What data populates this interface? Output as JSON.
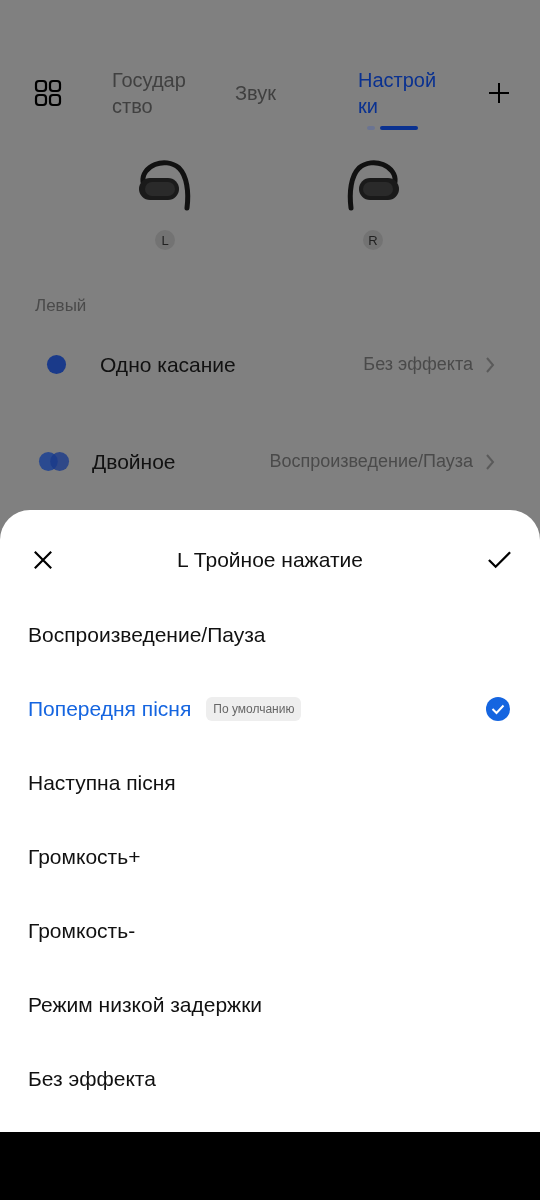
{
  "tabs": [
    {
      "label": "Государ ство",
      "selected": false
    },
    {
      "label": "Звук",
      "selected": false
    },
    {
      "label": "Настрой ки",
      "selected": true
    }
  ],
  "pager": [
    {
      "selected": false
    },
    {
      "selected": true
    }
  ],
  "earbuds": [
    {
      "side": "L",
      "kind": "left"
    },
    {
      "side": "R",
      "kind": "right"
    }
  ],
  "section": "Левый",
  "gestures": [
    {
      "kind": "single",
      "label": "Одно касание",
      "value": "Без эффекта"
    },
    {
      "kind": "double",
      "label": "Двойное",
      "value": "Воспроизведение/Пауза"
    }
  ],
  "sheet": {
    "title": "L Тройное нажатие",
    "options": [
      {
        "label": "Воспроизведение/Пауза",
        "selected": false
      },
      {
        "label": "Попередня пісня",
        "selected": true,
        "badge": "По умолчанию"
      },
      {
        "label": "Наступна пісня",
        "selected": false
      },
      {
        "label": "Громкость+",
        "selected": false
      },
      {
        "label": "Громкость-",
        "selected": false
      },
      {
        "label": "Режим низкой задержки",
        "selected": false
      },
      {
        "label": "Без эффекта",
        "selected": false
      }
    ]
  }
}
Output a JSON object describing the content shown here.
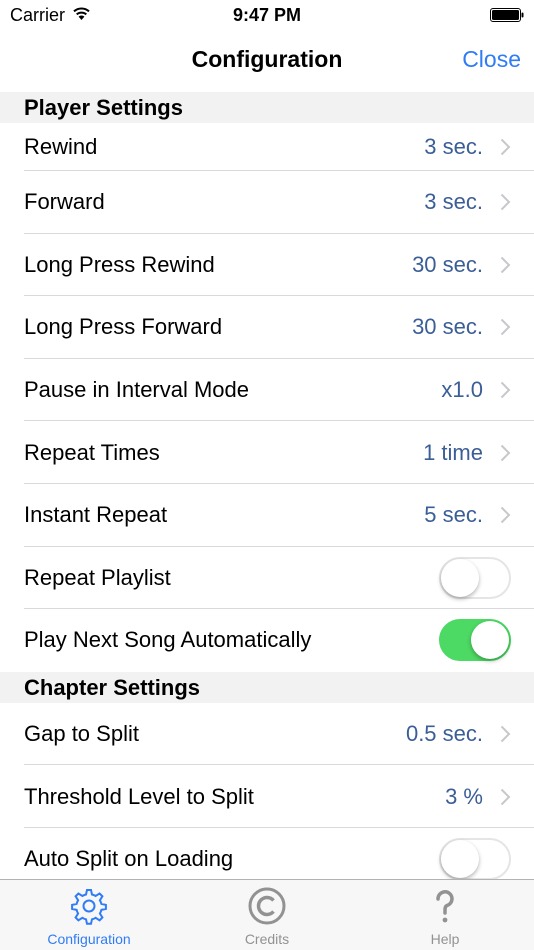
{
  "status": {
    "carrier": "Carrier",
    "time": "9:47 PM"
  },
  "nav": {
    "title": "Configuration",
    "close_label": "Close"
  },
  "sections": [
    {
      "header": "Player Settings",
      "rows": [
        {
          "label": "Rewind",
          "value": "3 sec."
        },
        {
          "label": "Forward",
          "value": "3 sec."
        },
        {
          "label": "Long Press Rewind",
          "value": "30 sec."
        },
        {
          "label": "Long Press Forward",
          "value": "30 sec."
        },
        {
          "label": "Pause in Interval Mode",
          "value": "x1.0"
        },
        {
          "label": "Repeat Times",
          "value": "1 time"
        },
        {
          "label": "Instant Repeat",
          "value": "5 sec."
        },
        {
          "label": "Repeat Playlist",
          "toggle": false
        },
        {
          "label": "Play Next Song Automatically",
          "toggle": true
        }
      ]
    },
    {
      "header": "Chapter Settings",
      "rows": [
        {
          "label": "Gap to Split",
          "value": "0.5 sec."
        },
        {
          "label": "Threshold Level to Split",
          "value": "3 %"
        },
        {
          "label": "Auto Split on Loading",
          "toggle": false
        }
      ]
    }
  ],
  "tabs": [
    {
      "label": "Configuration",
      "icon": "gear-icon",
      "active": true
    },
    {
      "label": "Credits",
      "icon": "copyright-icon",
      "active": false
    },
    {
      "label": "Help",
      "icon": "question-icon",
      "active": false
    }
  ],
  "colors": {
    "accent": "#2f7cf6",
    "value_text": "#3b5e97",
    "toggle_on": "#4cd964"
  }
}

§ Task goal: Extract every line of the data exactly; pictures stay out.

§ Exercise answer:
What data populates this interface? Output as JSON.
{
  "tabs": [
    {
      "label": "Государ ство",
      "selected": false
    },
    {
      "label": "Звук",
      "selected": false
    },
    {
      "label": "Настрой ки",
      "selected": true
    }
  ],
  "pager": [
    {
      "selected": false
    },
    {
      "selected": true
    }
  ],
  "earbuds": [
    {
      "side": "L",
      "kind": "left"
    },
    {
      "side": "R",
      "kind": "right"
    }
  ],
  "section": "Левый",
  "gestures": [
    {
      "kind": "single",
      "label": "Одно касание",
      "value": "Без эффекта"
    },
    {
      "kind": "double",
      "label": "Двойное",
      "value": "Воспроизведение/Пауза"
    }
  ],
  "sheet": {
    "title": "L Тройное нажатие",
    "options": [
      {
        "label": "Воспроизведение/Пауза",
        "selected": false
      },
      {
        "label": "Попередня пісня",
        "selected": true,
        "badge": "По умолчанию"
      },
      {
        "label": "Наступна пісня",
        "selected": false
      },
      {
        "label": "Громкость+",
        "selected": false
      },
      {
        "label": "Громкость-",
        "selected": false
      },
      {
        "label": "Режим низкой задержки",
        "selected": false
      },
      {
        "label": "Без эффекта",
        "selected": false
      }
    ]
  }
}
Output a JSON object describing the content shown here.
{
  "status": {
    "carrier": "Carrier",
    "time": "9:47 PM"
  },
  "nav": {
    "title": "Configuration",
    "close_label": "Close"
  },
  "sections": [
    {
      "header": "Player Settings",
      "rows": [
        {
          "label": "Rewind",
          "value": "3 sec."
        },
        {
          "label": "Forward",
          "value": "3 sec."
        },
        {
          "label": "Long Press Rewind",
          "value": "30 sec."
        },
        {
          "label": "Long Press Forward",
          "value": "30 sec."
        },
        {
          "label": "Pause in Interval Mode",
          "value": "x1.0"
        },
        {
          "label": "Repeat Times",
          "value": "1 time"
        },
        {
          "label": "Instant Repeat",
          "value": "5 sec."
        },
        {
          "label": "Repeat Playlist",
          "toggle": false
        },
        {
          "label": "Play Next Song Automatically",
          "toggle": true
        }
      ]
    },
    {
      "header": "Chapter Settings",
      "rows": [
        {
          "label": "Gap to Split",
          "value": "0.5 sec."
        },
        {
          "label": "Threshold Level to Split",
          "value": "3 %"
        },
        {
          "label": "Auto Split on Loading",
          "toggle": false
        }
      ]
    }
  ],
  "tabs": [
    {
      "label": "Configuration",
      "icon": "gear-icon",
      "active": true
    },
    {
      "label": "Credits",
      "icon": "copyright-icon",
      "active": false
    },
    {
      "label": "Help",
      "icon": "question-icon",
      "active": false
    }
  ],
  "colors": {
    "accent": "#2f7cf6",
    "value_text": "#3b5e97",
    "toggle_on": "#4cd964"
  }
}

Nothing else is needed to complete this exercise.